Stored dataset items
** Begin **
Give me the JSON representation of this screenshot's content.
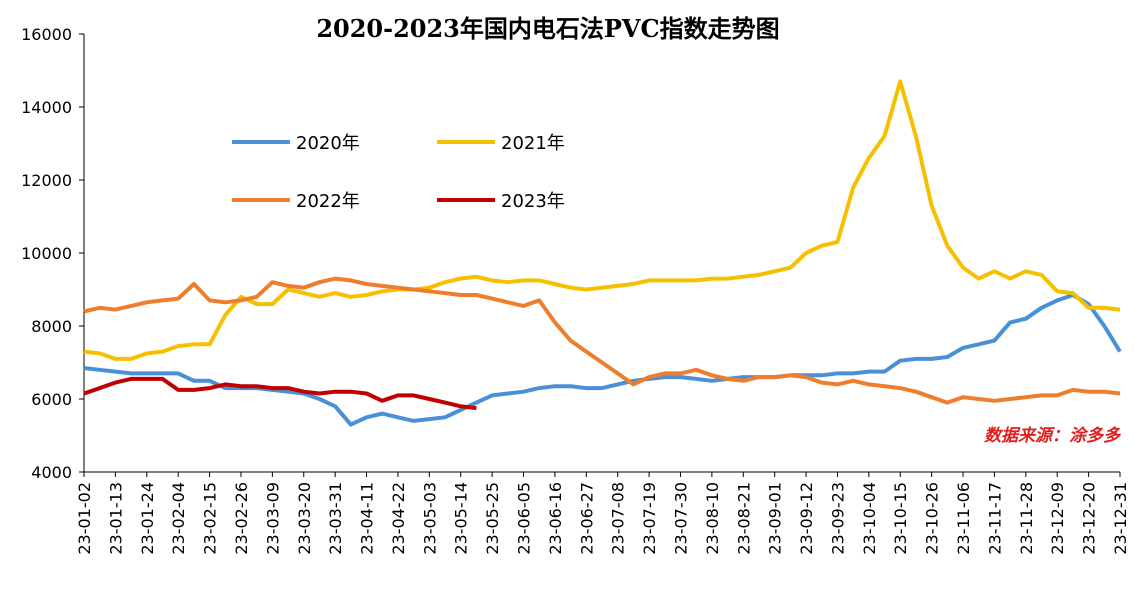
{
  "chart_data": {
    "type": "line",
    "title": "2020-2023年国内电石法PVC指数走势图",
    "annotation": "数据来源：涂多多",
    "categories": [
      "23-01-02",
      null,
      "23-01-13",
      null,
      "23-01-24",
      null,
      "23-02-04",
      null,
      "23-02-15",
      null,
      "23-02-26",
      null,
      "23-03-09",
      null,
      "23-03-20",
      null,
      "23-03-31",
      null,
      "23-04-11",
      null,
      "23-04-22",
      null,
      "23-05-03",
      null,
      "23-05-14",
      null,
      "23-05-25",
      null,
      "23-06-05",
      null,
      "23-06-16",
      null,
      "23-06-27",
      null,
      "23-07-08",
      null,
      "23-07-19",
      null,
      "23-07-30",
      null,
      "23-08-10",
      null,
      "23-08-21",
      null,
      "23-09-01",
      null,
      "23-09-12",
      null,
      "23-09-23",
      null,
      "23-10-04",
      null,
      "23-10-15",
      null,
      "23-10-26",
      null,
      "23-11-06",
      null,
      "23-11-17",
      null,
      "23-11-28",
      null,
      "23-12-09",
      null,
      "23-12-20",
      null,
      "23-12-31"
    ],
    "series": [
      {
        "name": "2020年",
        "color": "#4a90d9",
        "values": [
          6850,
          6800,
          6750,
          6700,
          6700,
          6700,
          6700,
          6500,
          6500,
          6300,
          6300,
          6300,
          6250,
          6200,
          6150,
          6000,
          5800,
          5300,
          5500,
          5600,
          5500,
          5400,
          5450,
          5500,
          5700,
          5900,
          6100,
          6150,
          6200,
          6300,
          6350,
          6350,
          6300,
          6300,
          6400,
          6500,
          6550,
          6600,
          6600,
          6550,
          6500,
          6550,
          6600,
          6600,
          6600,
          6650,
          6650,
          6650,
          6700,
          6700,
          6750,
          6750,
          7050,
          7100,
          7100,
          7150,
          7400,
          7500,
          7600,
          8100,
          8200,
          8500,
          8700,
          8850,
          8600,
          8000,
          7300
        ]
      },
      {
        "name": "2021年",
        "color": "#f5c000",
        "values": [
          7300,
          7250,
          7100,
          7100,
          7250,
          7300,
          7450,
          7500,
          7500,
          8300,
          8800,
          8600,
          8600,
          9000,
          8900,
          8800,
          8900,
          8800,
          8850,
          8950,
          9000,
          9000,
          9050,
          9200,
          9300,
          9350,
          9250,
          9200,
          9250,
          9250,
          9150,
          9050,
          9000,
          9050,
          9100,
          9150,
          9250,
          9250,
          9250,
          9250,
          9300,
          9300,
          9350,
          9400,
          9500,
          9600,
          10000,
          10200,
          10300,
          11800,
          12600,
          13200,
          14700,
          13200,
          11300,
          10200,
          9600,
          9300,
          9500,
          9300,
          9500,
          9400,
          8950,
          8900,
          8500,
          8500,
          8450
        ]
      },
      {
        "name": "2022年",
        "color": "#ee7d2c",
        "values": [
          8400,
          8500,
          8450,
          8550,
          8650,
          8700,
          8750,
          9150,
          8700,
          8650,
          8700,
          8800,
          9200,
          9100,
          9050,
          9200,
          9300,
          9250,
          9150,
          9100,
          9050,
          9000,
          8950,
          8900,
          8850,
          8850,
          8750,
          8650,
          8550,
          8700,
          8100,
          7600,
          7300,
          7000,
          6700,
          6400,
          6600,
          6700,
          6700,
          6800,
          6650,
          6550,
          6500,
          6600,
          6600,
          6650,
          6600,
          6450,
          6400,
          6500,
          6400,
          6350,
          6300,
          6200,
          6050,
          5900,
          6050,
          6000,
          5950,
          6000,
          6050,
          6100,
          6100,
          6250,
          6200,
          6200,
          6150
        ]
      },
      {
        "name": "2023年",
        "color": "#c00000",
        "values": [
          6150,
          6300,
          6450,
          6550,
          6550,
          6550,
          6250,
          6250,
          6300,
          6400,
          6350,
          6350,
          6300,
          6300,
          6200,
          6150,
          6200,
          6200,
          6150,
          5950,
          6100,
          6100,
          6000,
          5900,
          5800,
          5750,
          null,
          null,
          null,
          null,
          null,
          null,
          null,
          null,
          null,
          null,
          null,
          null,
          null,
          null,
          null,
          null,
          null,
          null,
          null,
          null,
          null,
          null,
          null,
          null,
          null,
          null,
          null,
          null,
          null,
          null,
          null,
          null,
          null,
          null,
          null,
          null,
          null,
          null,
          null,
          null,
          null
        ]
      }
    ],
    "ylim": [
      4000,
      16000
    ],
    "yticks": [
      4000,
      6000,
      8000,
      10000,
      12000,
      14000,
      16000
    ]
  }
}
** End **
— TASK PROMPT —
Leaving out the pictures, repeat the data above exactly.

— SOLUTION TO THIS PROBLEM —
Give me the JSON representation of this screenshot's content.
{
  "chart_data": {
    "type": "line",
    "title": "2020-2023年国内电石法PVC指数走势图",
    "annotation": "数据来源：涂多多",
    "categories": [
      "23-01-02",
      null,
      "23-01-13",
      null,
      "23-01-24",
      null,
      "23-02-04",
      null,
      "23-02-15",
      null,
      "23-02-26",
      null,
      "23-03-09",
      null,
      "23-03-20",
      null,
      "23-03-31",
      null,
      "23-04-11",
      null,
      "23-04-22",
      null,
      "23-05-03",
      null,
      "23-05-14",
      null,
      "23-05-25",
      null,
      "23-06-05",
      null,
      "23-06-16",
      null,
      "23-06-27",
      null,
      "23-07-08",
      null,
      "23-07-19",
      null,
      "23-07-30",
      null,
      "23-08-10",
      null,
      "23-08-21",
      null,
      "23-09-01",
      null,
      "23-09-12",
      null,
      "23-09-23",
      null,
      "23-10-04",
      null,
      "23-10-15",
      null,
      "23-10-26",
      null,
      "23-11-06",
      null,
      "23-11-17",
      null,
      "23-11-28",
      null,
      "23-12-09",
      null,
      "23-12-20",
      null,
      "23-12-31"
    ],
    "series": [
      {
        "name": "2020年",
        "color": "#4a90d9",
        "values": [
          6850,
          6800,
          6750,
          6700,
          6700,
          6700,
          6700,
          6500,
          6500,
          6300,
          6300,
          6300,
          6250,
          6200,
          6150,
          6000,
          5800,
          5300,
          5500,
          5600,
          5500,
          5400,
          5450,
          5500,
          5700,
          5900,
          6100,
          6150,
          6200,
          6300,
          6350,
          6350,
          6300,
          6300,
          6400,
          6500,
          6550,
          6600,
          6600,
          6550,
          6500,
          6550,
          6600,
          6600,
          6600,
          6650,
          6650,
          6650,
          6700,
          6700,
          6750,
          6750,
          7050,
          7100,
          7100,
          7150,
          7400,
          7500,
          7600,
          8100,
          8200,
          8500,
          8700,
          8850,
          8600,
          8000,
          7300
        ]
      },
      {
        "name": "2021年",
        "color": "#f5c000",
        "values": [
          7300,
          7250,
          7100,
          7100,
          7250,
          7300,
          7450,
          7500,
          7500,
          8300,
          8800,
          8600,
          8600,
          9000,
          8900,
          8800,
          8900,
          8800,
          8850,
          8950,
          9000,
          9000,
          9050,
          9200,
          9300,
          9350,
          9250,
          9200,
          9250,
          9250,
          9150,
          9050,
          9000,
          9050,
          9100,
          9150,
          9250,
          9250,
          9250,
          9250,
          9300,
          9300,
          9350,
          9400,
          9500,
          9600,
          10000,
          10200,
          10300,
          11800,
          12600,
          13200,
          14700,
          13200,
          11300,
          10200,
          9600,
          9300,
          9500,
          9300,
          9500,
          9400,
          8950,
          8900,
          8500,
          8500,
          8450
        ]
      },
      {
        "name": "2022年",
        "color": "#ee7d2c",
        "values": [
          8400,
          8500,
          8450,
          8550,
          8650,
          8700,
          8750,
          9150,
          8700,
          8650,
          8700,
          8800,
          9200,
          9100,
          9050,
          9200,
          9300,
          9250,
          9150,
          9100,
          9050,
          9000,
          8950,
          8900,
          8850,
          8850,
          8750,
          8650,
          8550,
          8700,
          8100,
          7600,
          7300,
          7000,
          6700,
          6400,
          6600,
          6700,
          6700,
          6800,
          6650,
          6550,
          6500,
          6600,
          6600,
          6650,
          6600,
          6450,
          6400,
          6500,
          6400,
          6350,
          6300,
          6200,
          6050,
          5900,
          6050,
          6000,
          5950,
          6000,
          6050,
          6100,
          6100,
          6250,
          6200,
          6200,
          6150
        ]
      },
      {
        "name": "2023年",
        "color": "#c00000",
        "values": [
          6150,
          6300,
          6450,
          6550,
          6550,
          6550,
          6250,
          6250,
          6300,
          6400,
          6350,
          6350,
          6300,
          6300,
          6200,
          6150,
          6200,
          6200,
          6150,
          5950,
          6100,
          6100,
          6000,
          5900,
          5800,
          5750,
          null,
          null,
          null,
          null,
          null,
          null,
          null,
          null,
          null,
          null,
          null,
          null,
          null,
          null,
          null,
          null,
          null,
          null,
          null,
          null,
          null,
          null,
          null,
          null,
          null,
          null,
          null,
          null,
          null,
          null,
          null,
          null,
          null,
          null,
          null,
          null,
          null,
          null,
          null,
          null,
          null
        ]
      }
    ],
    "ylim": [
      4000,
      16000
    ],
    "yticks": [
      4000,
      6000,
      8000,
      10000,
      12000,
      14000,
      16000
    ]
  }
}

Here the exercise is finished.